■ **What is asked**:
Copy every line from the material below that holds "rror".

--- start of Input records ---

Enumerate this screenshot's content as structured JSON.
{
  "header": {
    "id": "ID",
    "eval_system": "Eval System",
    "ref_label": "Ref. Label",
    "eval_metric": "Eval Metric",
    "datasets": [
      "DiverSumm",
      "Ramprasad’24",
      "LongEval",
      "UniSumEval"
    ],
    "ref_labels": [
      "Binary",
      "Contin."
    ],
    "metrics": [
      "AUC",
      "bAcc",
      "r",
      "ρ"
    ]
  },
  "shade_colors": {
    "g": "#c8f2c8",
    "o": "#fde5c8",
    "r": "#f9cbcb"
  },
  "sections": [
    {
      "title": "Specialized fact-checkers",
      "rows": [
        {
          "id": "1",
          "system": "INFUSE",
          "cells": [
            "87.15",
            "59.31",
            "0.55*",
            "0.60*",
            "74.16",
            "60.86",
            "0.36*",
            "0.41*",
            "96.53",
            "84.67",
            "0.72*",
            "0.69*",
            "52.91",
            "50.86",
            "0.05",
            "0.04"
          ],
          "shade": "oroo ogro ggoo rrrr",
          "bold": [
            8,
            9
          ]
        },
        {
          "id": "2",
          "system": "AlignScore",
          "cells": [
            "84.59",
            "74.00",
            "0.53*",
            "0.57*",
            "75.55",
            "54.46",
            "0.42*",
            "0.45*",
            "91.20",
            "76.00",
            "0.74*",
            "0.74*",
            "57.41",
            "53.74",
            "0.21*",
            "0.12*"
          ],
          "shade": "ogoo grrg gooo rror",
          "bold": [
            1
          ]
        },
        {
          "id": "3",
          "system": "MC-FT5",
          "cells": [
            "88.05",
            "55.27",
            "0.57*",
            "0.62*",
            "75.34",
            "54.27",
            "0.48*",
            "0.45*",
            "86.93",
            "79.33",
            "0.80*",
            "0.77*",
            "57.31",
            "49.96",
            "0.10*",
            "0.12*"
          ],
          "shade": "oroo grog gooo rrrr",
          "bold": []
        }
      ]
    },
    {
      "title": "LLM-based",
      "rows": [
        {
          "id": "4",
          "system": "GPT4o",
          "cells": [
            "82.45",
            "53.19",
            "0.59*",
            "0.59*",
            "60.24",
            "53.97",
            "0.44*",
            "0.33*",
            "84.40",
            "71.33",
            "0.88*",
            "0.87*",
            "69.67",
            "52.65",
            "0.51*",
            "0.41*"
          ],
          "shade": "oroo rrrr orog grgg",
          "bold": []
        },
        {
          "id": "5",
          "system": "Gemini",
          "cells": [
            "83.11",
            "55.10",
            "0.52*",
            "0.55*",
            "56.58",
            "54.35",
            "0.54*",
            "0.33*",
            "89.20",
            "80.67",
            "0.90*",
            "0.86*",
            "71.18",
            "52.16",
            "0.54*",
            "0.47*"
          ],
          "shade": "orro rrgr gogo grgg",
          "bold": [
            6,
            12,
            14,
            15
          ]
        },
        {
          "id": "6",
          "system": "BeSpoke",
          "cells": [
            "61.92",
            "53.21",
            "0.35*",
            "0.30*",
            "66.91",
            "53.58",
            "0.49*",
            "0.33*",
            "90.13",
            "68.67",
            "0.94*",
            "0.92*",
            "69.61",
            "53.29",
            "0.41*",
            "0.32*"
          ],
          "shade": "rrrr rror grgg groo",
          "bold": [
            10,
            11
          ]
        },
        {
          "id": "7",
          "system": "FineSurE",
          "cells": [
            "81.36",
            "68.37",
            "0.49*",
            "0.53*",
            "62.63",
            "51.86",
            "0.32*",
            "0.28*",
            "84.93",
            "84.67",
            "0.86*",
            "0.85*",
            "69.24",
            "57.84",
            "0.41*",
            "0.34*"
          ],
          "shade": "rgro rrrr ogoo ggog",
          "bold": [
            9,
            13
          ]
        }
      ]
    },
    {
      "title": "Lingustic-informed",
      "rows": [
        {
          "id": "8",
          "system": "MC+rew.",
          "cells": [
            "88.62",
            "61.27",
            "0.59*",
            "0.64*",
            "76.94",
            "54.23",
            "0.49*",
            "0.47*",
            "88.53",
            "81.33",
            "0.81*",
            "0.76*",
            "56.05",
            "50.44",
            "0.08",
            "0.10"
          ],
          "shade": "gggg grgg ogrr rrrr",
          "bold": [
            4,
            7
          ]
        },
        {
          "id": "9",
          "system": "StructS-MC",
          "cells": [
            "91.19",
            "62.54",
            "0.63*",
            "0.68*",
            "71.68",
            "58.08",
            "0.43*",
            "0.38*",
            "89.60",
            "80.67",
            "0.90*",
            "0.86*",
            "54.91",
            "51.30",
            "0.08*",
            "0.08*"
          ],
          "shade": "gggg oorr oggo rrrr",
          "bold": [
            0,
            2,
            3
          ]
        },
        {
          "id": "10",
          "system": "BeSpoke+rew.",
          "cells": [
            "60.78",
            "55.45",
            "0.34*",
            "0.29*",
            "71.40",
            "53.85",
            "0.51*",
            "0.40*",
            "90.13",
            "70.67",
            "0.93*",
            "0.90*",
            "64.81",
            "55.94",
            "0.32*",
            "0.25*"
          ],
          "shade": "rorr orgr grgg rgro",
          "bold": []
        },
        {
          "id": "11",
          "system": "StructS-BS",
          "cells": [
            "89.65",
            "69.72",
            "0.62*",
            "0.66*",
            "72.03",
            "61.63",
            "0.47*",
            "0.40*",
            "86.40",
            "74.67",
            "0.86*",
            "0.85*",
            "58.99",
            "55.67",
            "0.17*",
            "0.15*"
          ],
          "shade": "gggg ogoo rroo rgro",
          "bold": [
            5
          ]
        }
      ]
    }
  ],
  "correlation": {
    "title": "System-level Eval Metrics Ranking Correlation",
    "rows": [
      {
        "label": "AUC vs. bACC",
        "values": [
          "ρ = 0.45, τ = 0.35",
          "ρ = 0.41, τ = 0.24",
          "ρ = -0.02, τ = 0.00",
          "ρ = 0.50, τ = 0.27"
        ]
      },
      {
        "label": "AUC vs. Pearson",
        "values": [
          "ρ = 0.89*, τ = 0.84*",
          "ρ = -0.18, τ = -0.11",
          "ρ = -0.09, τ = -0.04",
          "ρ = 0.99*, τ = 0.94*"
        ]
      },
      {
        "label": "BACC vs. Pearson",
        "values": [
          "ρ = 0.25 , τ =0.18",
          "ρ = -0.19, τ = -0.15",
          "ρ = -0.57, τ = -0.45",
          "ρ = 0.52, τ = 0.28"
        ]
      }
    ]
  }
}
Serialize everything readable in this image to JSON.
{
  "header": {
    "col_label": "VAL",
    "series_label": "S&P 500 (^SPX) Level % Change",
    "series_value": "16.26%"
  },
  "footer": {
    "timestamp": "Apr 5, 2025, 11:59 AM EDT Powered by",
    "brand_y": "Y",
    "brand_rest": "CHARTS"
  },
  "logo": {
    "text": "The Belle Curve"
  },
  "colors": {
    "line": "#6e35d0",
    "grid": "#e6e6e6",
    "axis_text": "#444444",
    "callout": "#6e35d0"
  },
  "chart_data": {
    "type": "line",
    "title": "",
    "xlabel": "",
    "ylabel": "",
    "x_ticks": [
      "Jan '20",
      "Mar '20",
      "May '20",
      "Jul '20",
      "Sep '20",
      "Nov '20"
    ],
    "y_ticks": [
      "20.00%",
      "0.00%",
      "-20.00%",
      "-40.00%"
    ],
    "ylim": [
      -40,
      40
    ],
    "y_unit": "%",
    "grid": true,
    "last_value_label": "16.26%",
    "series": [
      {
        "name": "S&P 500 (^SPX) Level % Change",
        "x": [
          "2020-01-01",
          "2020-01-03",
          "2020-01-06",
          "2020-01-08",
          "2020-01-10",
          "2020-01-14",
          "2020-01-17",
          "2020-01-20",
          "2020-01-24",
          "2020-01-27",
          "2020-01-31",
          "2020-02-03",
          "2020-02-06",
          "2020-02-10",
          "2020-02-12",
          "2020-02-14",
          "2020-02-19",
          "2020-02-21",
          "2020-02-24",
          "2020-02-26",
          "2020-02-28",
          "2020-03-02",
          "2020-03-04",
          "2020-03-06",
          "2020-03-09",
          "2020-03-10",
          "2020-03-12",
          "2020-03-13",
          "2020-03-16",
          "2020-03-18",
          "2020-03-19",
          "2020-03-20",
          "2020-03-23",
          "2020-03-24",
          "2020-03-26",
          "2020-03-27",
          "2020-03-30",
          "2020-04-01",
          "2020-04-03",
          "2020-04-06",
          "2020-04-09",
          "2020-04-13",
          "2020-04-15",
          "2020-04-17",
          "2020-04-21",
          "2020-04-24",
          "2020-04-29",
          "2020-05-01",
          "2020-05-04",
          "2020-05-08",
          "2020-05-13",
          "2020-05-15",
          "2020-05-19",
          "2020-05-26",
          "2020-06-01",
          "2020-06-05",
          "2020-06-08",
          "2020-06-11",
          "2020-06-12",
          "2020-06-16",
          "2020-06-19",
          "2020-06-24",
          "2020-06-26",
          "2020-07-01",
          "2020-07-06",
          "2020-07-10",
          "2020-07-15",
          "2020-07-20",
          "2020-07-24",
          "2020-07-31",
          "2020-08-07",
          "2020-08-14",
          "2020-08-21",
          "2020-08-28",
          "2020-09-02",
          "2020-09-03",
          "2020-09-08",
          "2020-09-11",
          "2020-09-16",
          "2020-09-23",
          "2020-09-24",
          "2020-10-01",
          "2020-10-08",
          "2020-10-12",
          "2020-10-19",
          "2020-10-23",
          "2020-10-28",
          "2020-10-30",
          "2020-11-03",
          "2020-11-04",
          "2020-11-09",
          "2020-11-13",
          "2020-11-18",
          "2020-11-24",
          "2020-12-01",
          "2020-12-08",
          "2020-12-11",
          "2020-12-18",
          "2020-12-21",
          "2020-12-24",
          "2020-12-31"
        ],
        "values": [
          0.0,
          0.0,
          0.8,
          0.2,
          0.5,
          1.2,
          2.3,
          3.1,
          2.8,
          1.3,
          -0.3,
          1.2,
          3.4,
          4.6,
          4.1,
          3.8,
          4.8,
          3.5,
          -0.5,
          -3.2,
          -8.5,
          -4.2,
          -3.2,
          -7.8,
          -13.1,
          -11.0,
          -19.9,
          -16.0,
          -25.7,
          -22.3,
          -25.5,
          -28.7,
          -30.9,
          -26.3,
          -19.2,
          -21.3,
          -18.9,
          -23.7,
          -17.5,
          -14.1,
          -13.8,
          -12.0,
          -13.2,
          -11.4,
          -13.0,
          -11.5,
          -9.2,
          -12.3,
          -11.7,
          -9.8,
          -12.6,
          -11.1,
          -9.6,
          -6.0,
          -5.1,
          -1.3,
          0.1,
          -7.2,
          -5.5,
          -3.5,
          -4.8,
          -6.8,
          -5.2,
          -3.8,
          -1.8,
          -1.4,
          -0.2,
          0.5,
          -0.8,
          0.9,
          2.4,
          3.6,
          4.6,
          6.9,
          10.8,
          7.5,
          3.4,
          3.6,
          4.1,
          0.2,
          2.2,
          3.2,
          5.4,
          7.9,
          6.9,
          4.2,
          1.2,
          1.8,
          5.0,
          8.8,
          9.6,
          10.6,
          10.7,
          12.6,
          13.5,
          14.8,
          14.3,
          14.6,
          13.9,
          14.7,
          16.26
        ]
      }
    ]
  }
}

--- end of Input records ---

■ **Response to this task**:
          "shade": "ogoo grrg gooo rror",
          "shade": "rrrr rror grgg groo",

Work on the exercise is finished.